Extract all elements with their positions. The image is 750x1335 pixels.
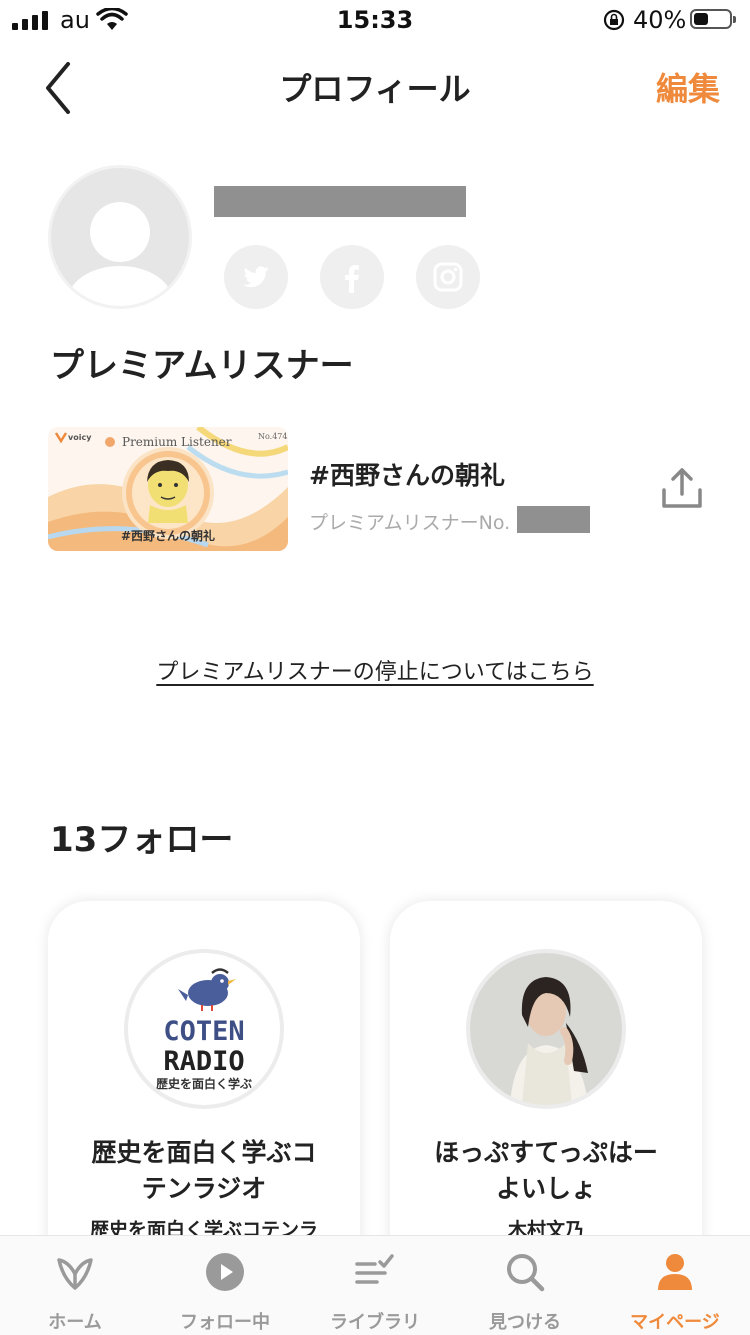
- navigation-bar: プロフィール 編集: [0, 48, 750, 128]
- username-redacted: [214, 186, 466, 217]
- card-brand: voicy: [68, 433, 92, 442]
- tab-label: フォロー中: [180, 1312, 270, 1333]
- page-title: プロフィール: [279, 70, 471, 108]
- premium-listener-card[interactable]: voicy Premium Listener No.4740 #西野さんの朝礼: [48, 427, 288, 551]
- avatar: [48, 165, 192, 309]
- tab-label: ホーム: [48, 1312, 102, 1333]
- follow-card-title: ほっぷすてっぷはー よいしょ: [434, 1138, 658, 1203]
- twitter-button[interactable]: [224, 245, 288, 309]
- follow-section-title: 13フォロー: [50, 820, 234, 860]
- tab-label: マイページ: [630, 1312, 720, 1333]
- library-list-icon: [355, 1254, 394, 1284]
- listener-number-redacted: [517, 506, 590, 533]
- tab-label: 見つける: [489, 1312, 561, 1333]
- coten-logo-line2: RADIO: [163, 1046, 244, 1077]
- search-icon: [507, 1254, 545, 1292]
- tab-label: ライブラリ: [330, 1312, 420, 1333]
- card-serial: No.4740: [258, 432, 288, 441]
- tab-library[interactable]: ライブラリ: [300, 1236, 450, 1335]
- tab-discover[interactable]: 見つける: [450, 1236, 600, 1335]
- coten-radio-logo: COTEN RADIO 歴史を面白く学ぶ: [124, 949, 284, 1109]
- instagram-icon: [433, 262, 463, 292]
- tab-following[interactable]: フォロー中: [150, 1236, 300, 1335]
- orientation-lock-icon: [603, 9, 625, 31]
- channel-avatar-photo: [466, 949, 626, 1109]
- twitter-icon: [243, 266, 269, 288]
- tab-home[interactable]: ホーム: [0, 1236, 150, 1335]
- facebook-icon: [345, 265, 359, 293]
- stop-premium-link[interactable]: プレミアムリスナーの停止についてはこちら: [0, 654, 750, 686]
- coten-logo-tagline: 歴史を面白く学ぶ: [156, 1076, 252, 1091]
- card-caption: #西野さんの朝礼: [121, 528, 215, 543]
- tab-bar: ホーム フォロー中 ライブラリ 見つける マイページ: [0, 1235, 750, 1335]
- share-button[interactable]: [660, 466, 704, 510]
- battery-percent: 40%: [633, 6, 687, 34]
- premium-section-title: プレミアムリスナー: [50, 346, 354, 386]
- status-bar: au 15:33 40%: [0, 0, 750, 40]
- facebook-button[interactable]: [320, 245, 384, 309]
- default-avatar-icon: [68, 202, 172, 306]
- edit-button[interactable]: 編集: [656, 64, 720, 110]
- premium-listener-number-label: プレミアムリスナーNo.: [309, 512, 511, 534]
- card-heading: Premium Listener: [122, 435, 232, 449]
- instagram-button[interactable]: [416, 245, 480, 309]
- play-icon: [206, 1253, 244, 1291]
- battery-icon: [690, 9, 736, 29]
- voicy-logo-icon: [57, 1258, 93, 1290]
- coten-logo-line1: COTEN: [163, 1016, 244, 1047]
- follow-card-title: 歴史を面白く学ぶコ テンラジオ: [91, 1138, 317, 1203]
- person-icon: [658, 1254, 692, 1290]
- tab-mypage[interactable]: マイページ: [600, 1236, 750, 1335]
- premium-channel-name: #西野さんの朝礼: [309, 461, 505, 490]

☆ ☆ ☆ ☆

## Your instructions
Render every line of the records above as a JSON list of strings, one string per line, with blank lines and pictures left out.

## Written response
[
  "Extract all elements with their positions. The image is 750x1335 pixels.",
  "- navigation-bar: プロフィール 編集: [0, 48, 750, 128]",
  "- username-redacted: [214, 186, 466, 217]",
  "- card-brand: voicy: [68, 433, 92, 442]",
  "- tab-label: フォロー中: [180, 1312, 270, 1333]",
  "- page-title: プロフィール: [279, 70, 471, 108]",
  "- premium-listener-card[interactable]: voicy Premium Listener No.4740 #西野さんの朝礼: [48, 427, 288, 551]",
  "- avatar: [48, 165, 192, 309]",
  "- tab-label: ホーム: [48, 1312, 102, 1333]",
  "- follow-card-title: ほっぷすてっぷはー よいしょ: [434, 1138, 658, 1203]",
  "- twitter-button[interactable]: [224, 245, 288, 309]",
  "- follow-section-title: 13フォロー: [50, 820, 234, 860]",
  "- tab-label: マイページ: [630, 1312, 720, 1333]",
  "- library-list-icon: [355, 1254, 394, 1284]",
  "- listener-number-redacted: [517, 506, 590, 533]",
  "- tab-label: 見つける: [489, 1312, 561, 1333]",
  "- coten-logo-line2: RADIO: [163, 1046, 244, 1077]",
  "- search-icon: [507, 1254, 545, 1292]",
  "- tab-label: ライブラリ: [330, 1312, 420, 1333]",
  "- card-serial: No.4740: [258, 432, 288, 441]",
  "- tab-library[interactable]: ライブラリ: [300, 1236, 450, 1335]",
  "- tab-discover[interactable]: 見つける: [450, 1236, 600, 1335]",
  "- coten-radio-logo: COTEN RADIO 歴史を面白く学ぶ: [124, 949, 284, 1109]",
  "- instagram-icon: [433, 262, 463, 292]",
  "- tab-following[interactable]: フォロー中: [150, 1236, 300, 1335]",
  "- orientation-lock-icon: [603, 9, 625, 31]",
  "- channel-avatar-photo: [466, 949, 626, 1109]",
  "- twitter-icon: [243, 266, 269, 288]",
  "- tab-home[interactable]: ホーム: [0, 1236, 150, 1335]",
  "- facebook-icon: [345, 265, 359, 293]",
  "- stop-premium-link[interactable]: プレミアムリスナーの停止についてはこちら: [0, 654, 750, 686]",
  "- coten-logo-tagline: 歴史を面白く学ぶ: [156, 1076, 252, 1091]",
  "- card-caption: #西野さんの朝礼: [121, 528, 215, 543]",
  "- tab-bar: ホーム フォロー中 ライブラリ 見つける マイページ: [0, 1235, 750, 1335]",
  "- share-button[interactable]: [660, 466, 704, 510]",
  "- battery-percent: 40%: [633, 6, 687, 34]",
  "- premium-section-title: プレミアムリスナー: [50, 346, 354, 386]",
  "- status-bar: au 15:33 40%: [0, 0, 750, 40]",
  "- facebook-button[interactable]: [320, 245, 384, 309]",
  "- default-avatar-icon: [68, 202, 172, 306]",
  "- edit-button[interactable]: 編集: [656, 64, 720, 110]",
  "- premium-listener-number-label: プレミアムリスナーNo.: [309, 512, 511, 534]",
  "- card-heading: Premium Listener: [122, 435, 232, 449]",
  "- instagram-button[interactable]: [416, 245, 480, 309]",
  "- play-icon: [206, 1253, 244, 1291]",
  "- battery-icon: [690, 9, 736, 29]",
  "- voicy-logo-icon: [57, 1258, 93, 1290]",
  "- coten-logo-line1: COTEN: [163, 1016, 244, 1047]",
  "- follow-card-title: 歴史を面白く学ぶコ テンラジオ: [91, 1138, 317, 1203]",
  "- person-icon: [658, 1254, 692, 1290]",
  "- tab-mypage[interactable]: マイページ: [600, 1236, 750, 1335]",
  "- premium-channel-name: #西野さんの朝礼: [309, 461, 505, 490]"
]